• [THE PROBLEM]:
Each line containing the word "JSON" should be found and copied.

• [RECORD EXTRACTS]:
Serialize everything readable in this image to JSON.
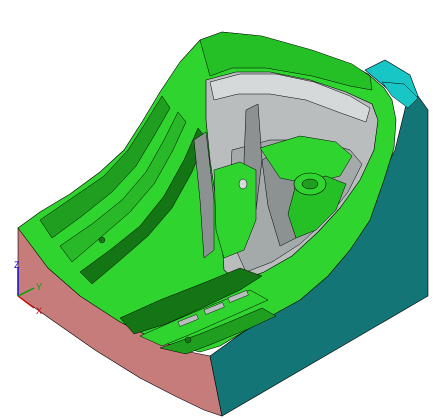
{
  "viewport": {
    "background": "#ffffff",
    "model": "mold-core-cavity",
    "colors": {
      "green_face": "#2fd42f",
      "green_shadow": "#1f9e1f",
      "green_dark": "#137513",
      "gray_wall": "#b9bdbd",
      "gray_dark": "#8c9292",
      "gray_light": "#d6d9d9",
      "teal_side": "#137575",
      "teal_top": "#19c6c6",
      "pink_side": "#c77c7c",
      "edge": "#000000"
    }
  },
  "triad": {
    "x_label": "X",
    "y_label": "Y",
    "z_label": "Z",
    "x_color": "#d40000",
    "y_color": "#00a000",
    "z_color": "#0000d4"
  }
}
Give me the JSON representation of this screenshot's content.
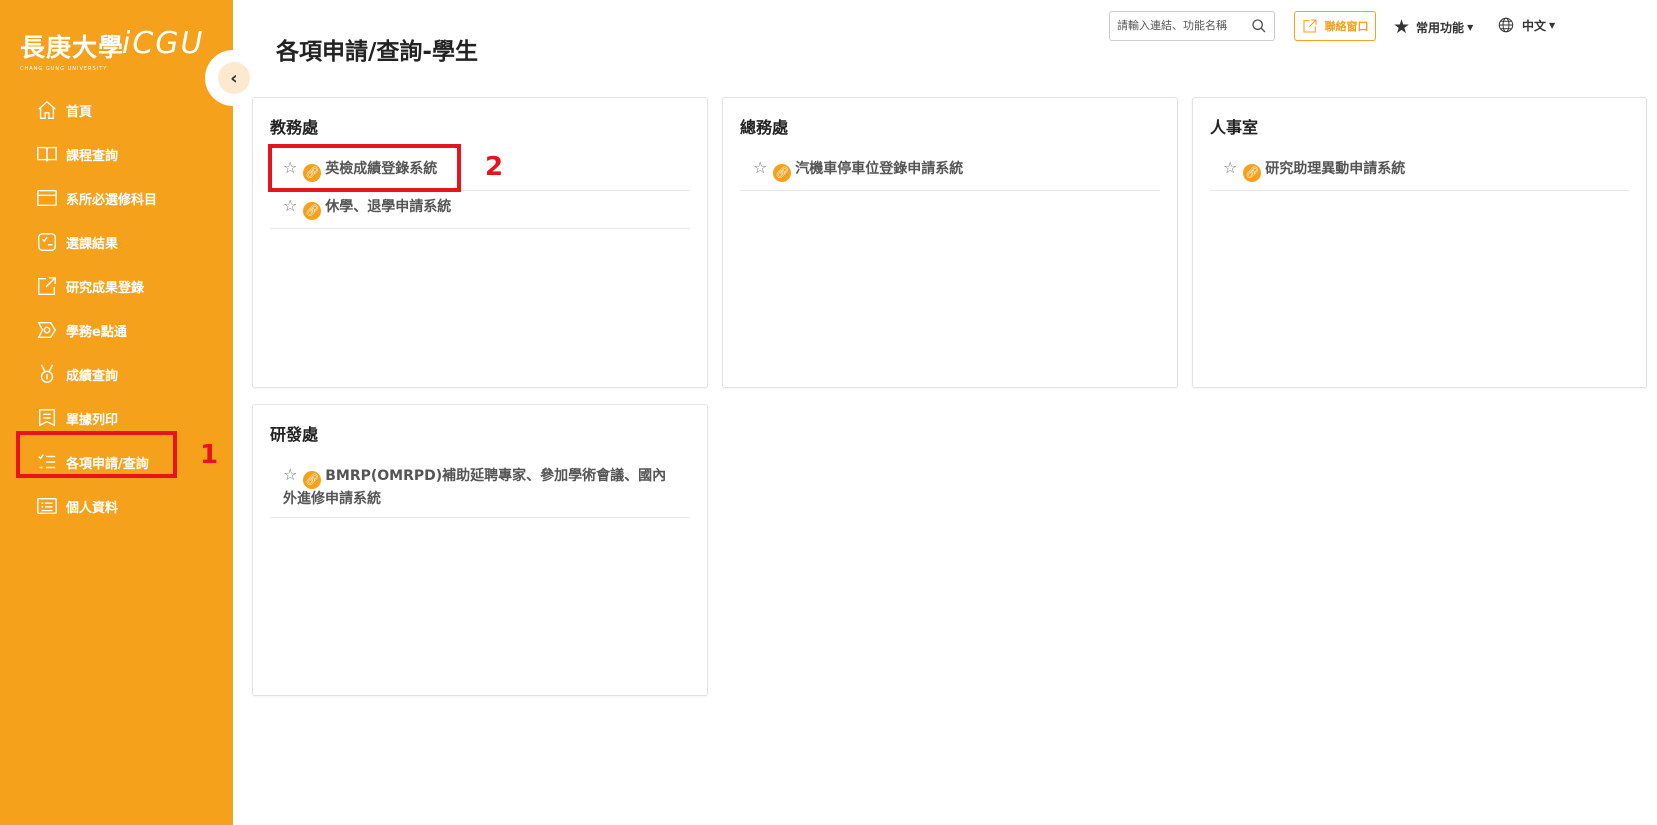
{
  "brand": {
    "name_zh": "長庚大學",
    "name_en": "CHANG GUNG UNIVERSITY",
    "system": "iCGU"
  },
  "sidebar": {
    "collapse_icon": "chevron-left-icon",
    "items": [
      {
        "label": "首頁",
        "icon": "home-icon"
      },
      {
        "label": "課程查詢",
        "icon": "book-icon"
      },
      {
        "label": "系所必選修科目",
        "icon": "window-icon"
      },
      {
        "label": "選課結果",
        "icon": "checklist-icon"
      },
      {
        "label": "研究成果登錄",
        "icon": "external-link-icon"
      },
      {
        "label": "學務e點通",
        "icon": "e-badge-icon"
      },
      {
        "label": "成績查詢",
        "icon": "medal-icon"
      },
      {
        "label": "單據列印",
        "icon": "receipt-icon"
      },
      {
        "label": "各項申請/查詢",
        "icon": "list-icon"
      },
      {
        "label": "個人資料",
        "icon": "profile-list-icon"
      }
    ]
  },
  "header": {
    "title": "各項申請/查詢-學生",
    "search_placeholder": "請輸入連結、功能名稱",
    "contact_label": "聯絡窗口",
    "favorites_label": "常用功能",
    "language_label": "中文"
  },
  "cards": [
    {
      "title": "教務處",
      "items": [
        "英檢成績登錄系統",
        "休學、退學申請系統"
      ]
    },
    {
      "title": "總務處",
      "items": [
        "汽機車停車位登錄申請系統"
      ]
    },
    {
      "title": "人事室",
      "items": [
        "研究助理異動申請系統"
      ]
    },
    {
      "title": "研發處",
      "items": [
        "BMRP(OMRPD)補助延聘專家、參加學術會議、國內外進修申請系統"
      ]
    }
  ],
  "annotations": {
    "marker1": "1",
    "marker2": "2"
  },
  "colors": {
    "sidebar": "#f5a11c",
    "highlight": "#e8141c",
    "accent": "#f5a11c"
  }
}
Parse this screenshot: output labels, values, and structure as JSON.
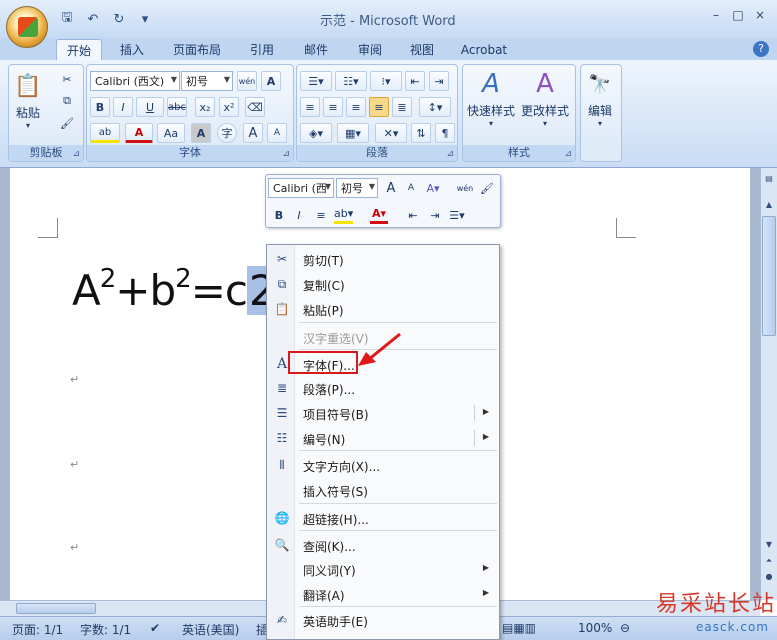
{
  "window": {
    "title": "示范 - Microsoft Word",
    "controls": [
      "–",
      "□",
      "×"
    ]
  },
  "qat": {
    "save_icon": "save-icon",
    "undo_icon": "undo-icon",
    "redo_icon": "redo-icon",
    "customize": "▾"
  },
  "tabs": [
    "开始",
    "插入",
    "页面布局",
    "引用",
    "邮件",
    "审阅",
    "视图",
    "Acrobat"
  ],
  "ribbon": {
    "clipboard": {
      "label": "剪贴板",
      "paste": "粘贴"
    },
    "font": {
      "label": "字体",
      "font_name": "Calibri (西文)",
      "font_size": "初号",
      "phonetic": "wén",
      "border_char": "A",
      "bold": "B",
      "italic": "I",
      "underline": "U",
      "strike": "abc",
      "subscript": "x₂",
      "superscript": "x²",
      "highlight": "ab",
      "font_color": "A",
      "change_case": "Aa",
      "shade_char": "A",
      "enclose": "字",
      "grow": "A",
      "shrink": "A"
    },
    "paragraph": {
      "label": "段落"
    },
    "styles": {
      "label": "样式",
      "quick_styles": "快速样式",
      "change_styles": "更改样式"
    },
    "editing": {
      "label": "编辑"
    }
  },
  "document": {
    "formula_a": "A",
    "formula_sup1": "2",
    "formula_plus_b": "+b",
    "formula_sup2": "2",
    "formula_eq_c": "=c",
    "formula_selected": "2",
    "para_mark": "↵"
  },
  "mini_toolbar": {
    "font_name": "Calibri (西",
    "font_size": "初号",
    "grow": "A",
    "shrink": "A",
    "phonetic": "wén",
    "bold": "B",
    "italic": "I"
  },
  "context_menu": {
    "items": [
      {
        "label": "剪切(T)",
        "icon": "scissors-icon",
        "glyph": "✂",
        "disabled": false,
        "submenu": false
      },
      {
        "label": "复制(C)",
        "icon": "copy-icon",
        "glyph": "⧉",
        "disabled": false,
        "submenu": false
      },
      {
        "label": "粘贴(P)",
        "icon": "paste-icon",
        "glyph": "📋",
        "disabled": false,
        "submenu": false
      },
      {
        "label": "汉字重选(V)",
        "icon": "",
        "glyph": "",
        "disabled": true,
        "submenu": false
      },
      {
        "label": "字体(F)...",
        "icon": "font-icon",
        "glyph": "A",
        "disabled": false,
        "submenu": false
      },
      {
        "label": "段落(P)...",
        "icon": "paragraph-icon",
        "glyph": "≣",
        "disabled": false,
        "submenu": false
      },
      {
        "label": "项目符号(B)",
        "icon": "bullets-icon",
        "glyph": "☰",
        "disabled": false,
        "submenu": true
      },
      {
        "label": "编号(N)",
        "icon": "numbering-icon",
        "glyph": "☷",
        "disabled": false,
        "submenu": true
      },
      {
        "label": "文字方向(X)...",
        "icon": "text-direction-icon",
        "glyph": "⦀",
        "disabled": false,
        "submenu": false
      },
      {
        "label": "插入符号(S)",
        "icon": "",
        "glyph": "",
        "disabled": false,
        "submenu": false
      },
      {
        "label": "超链接(H)...",
        "icon": "hyperlink-icon",
        "glyph": "🌐",
        "disabled": false,
        "submenu": false
      },
      {
        "label": "查阅(K)...",
        "icon": "lookup-icon",
        "glyph": "🔍",
        "disabled": false,
        "submenu": false
      },
      {
        "label": "同义词(Y)",
        "icon": "",
        "glyph": "",
        "disabled": false,
        "submenu": true
      },
      {
        "label": "翻译(A)",
        "icon": "",
        "glyph": "",
        "disabled": false,
        "submenu": true
      },
      {
        "label": "英语助手(E)",
        "icon": "english-assistant-icon",
        "glyph": "✍",
        "disabled": false,
        "submenu": false
      }
    ]
  },
  "status": {
    "page": "页面: 1/1",
    "words": "字数: 1/1",
    "language": "英语(美国)",
    "insert_trunc": "插",
    "zoom": "100%"
  },
  "watermark": {
    "cn": "易采站长站",
    "en": "easck.com"
  },
  "colors": {
    "highlight_box": "#d8181c",
    "selection": "#a8c0e6"
  }
}
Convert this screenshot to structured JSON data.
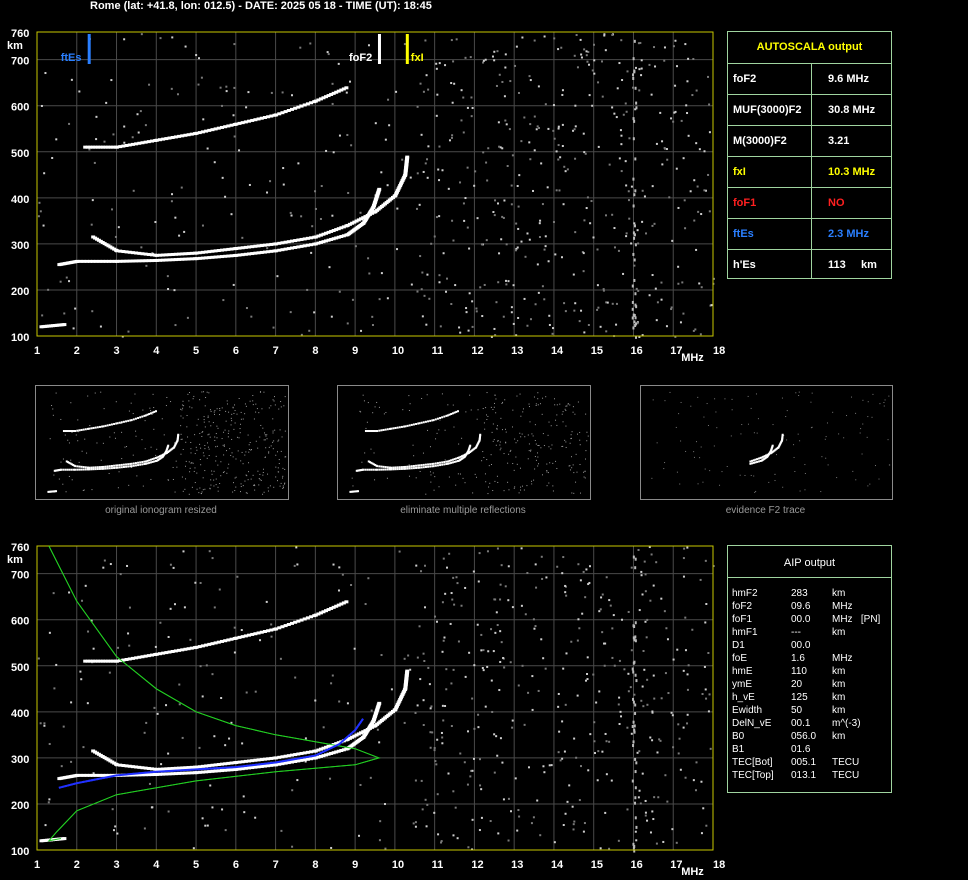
{
  "header": "Rome (lat: +41.8, lon: 012.5) - DATE: 2025 05 18 - TIME (UT): 18:45",
  "colors": {
    "trace": "#ffffff",
    "grid": "#4a4a4a",
    "frame": "#c8c800",
    "table_border": "#9fd49f",
    "yellow": "#ffff00",
    "red": "#ff2020",
    "blue": "#2a7fff",
    "green": "#22cc22",
    "aip_trace": "#2030ff"
  },
  "chart_data": [
    {
      "type": "scatter",
      "title": "",
      "xlabel": "MHz",
      "ylabel": "km",
      "xlim": [
        1,
        18
      ],
      "ylim": [
        100,
        760
      ],
      "x_ticks": [
        "1",
        "2",
        "3",
        "4",
        "5",
        "6",
        "7",
        "8",
        "9",
        "10",
        "11",
        "12",
        "13",
        "14",
        "15",
        "16",
        "17",
        "18"
      ],
      "y_ticks": [
        "100",
        "200",
        "300",
        "400",
        "500",
        "600",
        "700",
        "760"
      ],
      "grid": true,
      "markers": [
        {
          "label": "ftEs",
          "x": 2.3,
          "color": "blue"
        },
        {
          "label": "foF2",
          "x": 9.6,
          "color": "white"
        },
        {
          "label": "fxI",
          "x": 10.3,
          "color": "yellow"
        }
      ],
      "series": [
        {
          "values": [
            [
              1.55,
              255
            ],
            [
              2.0,
              262
            ],
            [
              3.0,
              262
            ],
            [
              4.0,
              264
            ],
            [
              5.0,
              268
            ],
            [
              6.0,
              275
            ],
            [
              7.0,
              285
            ],
            [
              8.0,
              300
            ],
            [
              8.8,
              320
            ],
            [
              9.2,
              345
            ],
            [
              9.45,
              380
            ],
            [
              9.6,
              420
            ]
          ]
        },
        {
          "values": [
            [
              2.4,
              315
            ],
            [
              3.0,
              285
            ],
            [
              4.0,
              275
            ],
            [
              5.0,
              280
            ],
            [
              6.0,
              290
            ],
            [
              7.0,
              300
            ],
            [
              8.0,
              315
            ],
            [
              8.8,
              340
            ],
            [
              9.5,
              370
            ],
            [
              10.0,
              405
            ],
            [
              10.25,
              450
            ],
            [
              10.3,
              490
            ]
          ]
        },
        {
          "values": [
            [
              2.2,
              510
            ],
            [
              3.0,
              510
            ],
            [
              4.0,
              525
            ],
            [
              5.0,
              540
            ],
            [
              6.0,
              560
            ],
            [
              7.0,
              580
            ],
            [
              8.0,
              610
            ],
            [
              8.8,
              640
            ]
          ]
        },
        {
          "values": [
            [
              1.1,
              120
            ],
            [
              1.7,
              125
            ]
          ]
        }
      ]
    },
    {
      "type": "line",
      "title": "",
      "xlabel": "MHz",
      "ylabel": "km",
      "xlim": [
        1,
        18
      ],
      "ylim": [
        100,
        760
      ],
      "x_ticks": [
        "1",
        "2",
        "3",
        "4",
        "5",
        "6",
        "7",
        "8",
        "9",
        "10",
        "11",
        "12",
        "13",
        "14",
        "15",
        "16",
        "17",
        "18"
      ],
      "y_ticks": [
        "100",
        "200",
        "300",
        "400",
        "500",
        "600",
        "700",
        "760"
      ],
      "grid": true,
      "series": [
        {
          "values": [
            [
              1.3,
              760
            ],
            [
              2.0,
              640
            ],
            [
              3.0,
              520
            ],
            [
              4.0,
              450
            ],
            [
              5.0,
              400
            ],
            [
              6.0,
              370
            ],
            [
              7.0,
              350
            ],
            [
              8.0,
              335
            ],
            [
              9.0,
              320
            ],
            [
              9.6,
              300
            ],
            [
              9.0,
              285
            ],
            [
              7.0,
              270
            ],
            [
              5.0,
              250
            ],
            [
              3.0,
              220
            ],
            [
              2.0,
              185
            ],
            [
              1.5,
              140
            ],
            [
              1.3,
              120
            ],
            [
              1.6,
              125
            ]
          ]
        },
        {
          "values": [
            [
              1.55,
              235
            ],
            [
              2.0,
              245
            ],
            [
              3.0,
              262
            ],
            [
              4.0,
              270
            ],
            [
              5.0,
              275
            ],
            [
              6.0,
              280
            ],
            [
              7.0,
              290
            ],
            [
              8.0,
              305
            ],
            [
              8.6,
              330
            ],
            [
              9.0,
              360
            ],
            [
              9.2,
              385
            ]
          ]
        }
      ]
    }
  ],
  "autoscala": {
    "title": "AUTOSCALA output",
    "rows": [
      {
        "label": "foF2",
        "value": "9.6 MHz",
        "color": "white"
      },
      {
        "label": "MUF(3000)F2",
        "value": "30.8 MHz",
        "color": "white"
      },
      {
        "label": "M(3000)F2",
        "value": "3.21",
        "color": "white"
      },
      {
        "label": "fxI",
        "value": "10.3 MHz",
        "color": "yellow"
      },
      {
        "label": "foF1",
        "value": "NO",
        "color": "red"
      },
      {
        "label": "ftEs",
        "value": "2.3 MHz",
        "color": "blue"
      },
      {
        "label": "h'Es",
        "value": "113     km",
        "color": "white"
      }
    ]
  },
  "thumbnails": [
    {
      "caption": "original ionogram resized"
    },
    {
      "caption": "eliminate multiple reflections"
    },
    {
      "caption": "evidence F2 trace"
    }
  ],
  "aip": {
    "title": "AIP output",
    "rows": [
      {
        "name": "hmF2",
        "value": "283",
        "unit": "km"
      },
      {
        "name": "foF2",
        "value": "09.6",
        "unit": "MHz"
      },
      {
        "name": "foF1",
        "value": "00.0",
        "unit": "MHz   [PN]"
      },
      {
        "name": "hmF1",
        "value": "---",
        "unit": "km"
      },
      {
        "name": "D1",
        "value": "00.0",
        "unit": ""
      },
      {
        "name": "foE",
        "value": "1.6",
        "unit": "MHz"
      },
      {
        "name": "hmE",
        "value": "110",
        "unit": "km"
      },
      {
        "name": "ymE",
        "value": "20",
        "unit": "km"
      },
      {
        "name": "h_vE",
        "value": "125",
        "unit": "km"
      },
      {
        "name": "Ewidth",
        "value": "50",
        "unit": "km"
      },
      {
        "name": "DelN_vE",
        "value": "00.1",
        "unit": "m^(-3)"
      },
      {
        "name": "B0",
        "value": "056.0",
        "unit": "km"
      },
      {
        "name": "B1",
        "value": "01.6",
        "unit": ""
      },
      {
        "name": "TEC[Bot]",
        "value": "005.1",
        "unit": "TECU"
      },
      {
        "name": "TEC[Top]",
        "value": "013.1",
        "unit": "TECU"
      }
    ]
  }
}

• [RESPONSE TO THIS TASK]:
Serialize everything readable in this image to JSON.
Give me the JSON representation of this screenshot's content.
Parse this screenshot: output labels, values, and structure as JSON.
Convert this screenshot to structured JSON data.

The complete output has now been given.